Print the listing below exactly.

- - - - -

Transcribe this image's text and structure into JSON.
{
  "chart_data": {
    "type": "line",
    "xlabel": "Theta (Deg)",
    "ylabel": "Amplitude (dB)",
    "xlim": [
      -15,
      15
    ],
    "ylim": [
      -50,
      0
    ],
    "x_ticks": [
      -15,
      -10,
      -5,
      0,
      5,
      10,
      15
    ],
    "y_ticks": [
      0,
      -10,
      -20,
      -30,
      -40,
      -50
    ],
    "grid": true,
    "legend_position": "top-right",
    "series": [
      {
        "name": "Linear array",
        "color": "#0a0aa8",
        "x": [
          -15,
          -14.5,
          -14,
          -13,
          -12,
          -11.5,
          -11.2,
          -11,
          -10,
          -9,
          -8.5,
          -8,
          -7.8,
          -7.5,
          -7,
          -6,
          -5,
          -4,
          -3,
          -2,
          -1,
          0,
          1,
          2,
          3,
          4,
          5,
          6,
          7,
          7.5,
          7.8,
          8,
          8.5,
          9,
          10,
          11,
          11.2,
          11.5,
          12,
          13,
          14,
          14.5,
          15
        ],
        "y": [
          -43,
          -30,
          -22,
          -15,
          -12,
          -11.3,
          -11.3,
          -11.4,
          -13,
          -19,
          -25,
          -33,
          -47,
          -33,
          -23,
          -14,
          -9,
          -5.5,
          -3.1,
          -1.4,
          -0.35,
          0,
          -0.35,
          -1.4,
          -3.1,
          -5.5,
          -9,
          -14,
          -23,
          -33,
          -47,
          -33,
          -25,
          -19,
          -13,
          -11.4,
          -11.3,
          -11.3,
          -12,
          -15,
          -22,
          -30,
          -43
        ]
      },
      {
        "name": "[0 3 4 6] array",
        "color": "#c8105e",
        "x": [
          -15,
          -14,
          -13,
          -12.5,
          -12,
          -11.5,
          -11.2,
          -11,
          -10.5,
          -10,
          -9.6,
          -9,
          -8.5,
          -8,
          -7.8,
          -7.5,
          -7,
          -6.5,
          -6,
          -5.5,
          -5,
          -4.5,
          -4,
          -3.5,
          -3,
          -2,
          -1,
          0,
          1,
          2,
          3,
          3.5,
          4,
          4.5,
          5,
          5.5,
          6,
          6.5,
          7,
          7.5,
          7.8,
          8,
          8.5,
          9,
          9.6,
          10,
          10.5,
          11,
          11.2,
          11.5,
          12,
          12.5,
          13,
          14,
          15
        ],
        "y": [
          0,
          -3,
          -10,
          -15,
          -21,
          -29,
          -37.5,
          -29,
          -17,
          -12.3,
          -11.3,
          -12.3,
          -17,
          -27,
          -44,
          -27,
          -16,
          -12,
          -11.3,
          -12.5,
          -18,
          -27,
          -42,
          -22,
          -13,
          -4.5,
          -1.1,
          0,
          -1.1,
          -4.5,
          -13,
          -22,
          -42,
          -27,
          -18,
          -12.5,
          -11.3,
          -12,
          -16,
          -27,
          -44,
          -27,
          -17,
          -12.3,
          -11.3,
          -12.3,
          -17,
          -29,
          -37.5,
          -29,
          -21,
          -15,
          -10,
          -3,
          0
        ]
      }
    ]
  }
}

- - - - -

(Completed task):
Transcribe this image's text and structure into JSON.
{
  "chart_data": {
    "type": "line",
    "xlabel": "Theta (Deg)",
    "ylabel": "Amplitude (dB)",
    "xlim": [
      -15,
      15
    ],
    "ylim": [
      -50,
      0
    ],
    "x_ticks": [
      -15,
      -10,
      -5,
      0,
      5,
      10,
      15
    ],
    "y_ticks": [
      0,
      -10,
      -20,
      -30,
      -40,
      -50
    ],
    "grid": true,
    "legend_position": "top-right",
    "series": [
      {
        "name": "Linear array",
        "color": "#0a0aa8",
        "x": [
          -15,
          -14.5,
          -14,
          -13,
          -12,
          -11.5,
          -11.2,
          -11,
          -10,
          -9,
          -8.5,
          -8,
          -7.8,
          -7.5,
          -7,
          -6,
          -5,
          -4,
          -3,
          -2,
          -1,
          0,
          1,
          2,
          3,
          4,
          5,
          6,
          7,
          7.5,
          7.8,
          8,
          8.5,
          9,
          10,
          11,
          11.2,
          11.5,
          12,
          13,
          14,
          14.5,
          15
        ],
        "y": [
          -43,
          -30,
          -22,
          -15,
          -12,
          -11.3,
          -11.3,
          -11.4,
          -13,
          -19,
          -25,
          -33,
          -47,
          -33,
          -23,
          -14,
          -9,
          -5.5,
          -3.1,
          -1.4,
          -0.35,
          0,
          -0.35,
          -1.4,
          -3.1,
          -5.5,
          -9,
          -14,
          -23,
          -33,
          -47,
          -33,
          -25,
          -19,
          -13,
          -11.4,
          -11.3,
          -11.3,
          -12,
          -15,
          -22,
          -30,
          -43
        ]
      },
      {
        "name": "[0 3 4 6] array",
        "color": "#c8105e",
        "x": [
          -15,
          -14,
          -13,
          -12.5,
          -12,
          -11.5,
          -11.2,
          -11,
          -10.5,
          -10,
          -9.6,
          -9,
          -8.5,
          -8,
          -7.8,
          -7.5,
          -7,
          -6.5,
          -6,
          -5.5,
          -5,
          -4.5,
          -4,
          -3.5,
          -3,
          -2,
          -1,
          0,
          1,
          2,
          3,
          3.5,
          4,
          4.5,
          5,
          5.5,
          6,
          6.5,
          7,
          7.5,
          7.8,
          8,
          8.5,
          9,
          9.6,
          10,
          10.5,
          11,
          11.2,
          11.5,
          12,
          12.5,
          13,
          14,
          15
        ],
        "y": [
          0,
          -3,
          -10,
          -15,
          -21,
          -29,
          -37.5,
          -29,
          -17,
          -12.3,
          -11.3,
          -12.3,
          -17,
          -27,
          -44,
          -27,
          -16,
          -12,
          -11.3,
          -12.5,
          -18,
          -27,
          -42,
          -22,
          -13,
          -4.5,
          -1.1,
          0,
          -1.1,
          -4.5,
          -13,
          -22,
          -42,
          -27,
          -18,
          -12.5,
          -11.3,
          -12,
          -16,
          -27,
          -44,
          -27,
          -17,
          -12.3,
          -11.3,
          -12.3,
          -17,
          -29,
          -37.5,
          -29,
          -21,
          -15,
          -10,
          -3,
          0
        ]
      }
    ]
  }
}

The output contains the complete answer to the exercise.